_REQUIRED TASK_: Can you transcribe every entry word for word, skipping the images?

=-=-=-=-=

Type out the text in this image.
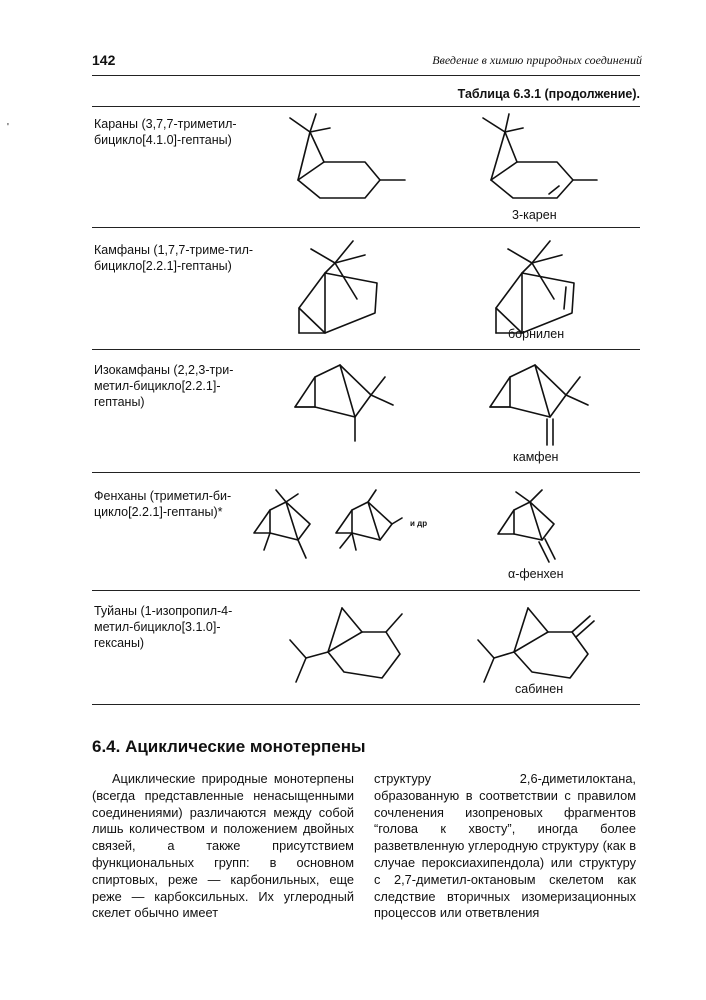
142	Введение в химию природных соединений
'
Таблица 6.3.1 (продолжение).
Караны (3,7,7-триметил-бицикло[4.1.0]-гептаны)
3-карен
Камфаны (1,7,7-триме-тил-бицикло[2.2.1]-гептаны)
борнилен
Изокамфаны (2,2,3-три-метил-бицикло[2.2.1]-гептаны)
камфен
Фенханы (триметил-би-цикло[2.2.1]-гептаны)*
и др
α-фенхен
Туйаны (1-изопропил-4-метил-бицикло[3.1.0]-гексаны)
сабинен
6.4. Ациклические монотерпены
Ациклические природные монотерпены (всегда представленные ненасыщенными соединениями) различаются между собой лишь количеством и положением двойных связей, а также присутствием функциональных групп: в основном спиртовых, реже — карбонильных, еще реже — карбоксильных. Их углеродный скелет обычно имеет
структуру 2,6-диметилоктана, образованную в соответствии с правилом сочленения изопреновых фрагментов “голова к хвосту”, иногда более разветвленную углеродную структуру (как в случае пероксиахипендола) или структуру с 2,7-диметил-октановым скелетом как следствие вторичных изомеризационных процессов или ответвления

=-=-=-=-=

_REPLY_:
Type out the text in this image.
142	Введение в химию природных соединений
'
Таблица 6.3.1 (продолжение).
Караны (3,7,7-триметил-бицикло[4.1.0]-гептаны)
3-карен
Камфаны (1,7,7-триме-тил-бицикло[2.2.1]-гептаны)
борнилен
Изокамфаны (2,2,3-три-метил-бицикло[2.2.1]-гептаны)
камфен
Фенханы (триметил-би-цикло[2.2.1]-гептаны)*
и др
α-фенхен
Туйаны (1-изопропил-4-метил-бицикло[3.1.0]-гексаны)
сабинен
6.4. Ациклические монотерпены
Ациклические природные монотерпены (всегда представленные ненасыщенными соединениями) различаются между собой лишь количеством и положением двойных связей, а также присутствием функциональных групп: в основном спиртовых, реже — карбонильных, еще реже — карбоксильных. Их углеродный скелет обычно имеет
структуру 2,6-диметилоктана, образованную в соответствии с правилом сочленения изопреновых фрагментов “голова к хвосту”, иногда более разветвленную углеродную структуру (как в случае пероксиахипендола) или структуру с 2,7-диметил-октановым скелетом как следствие вторичных изомеризационных процессов или ответвления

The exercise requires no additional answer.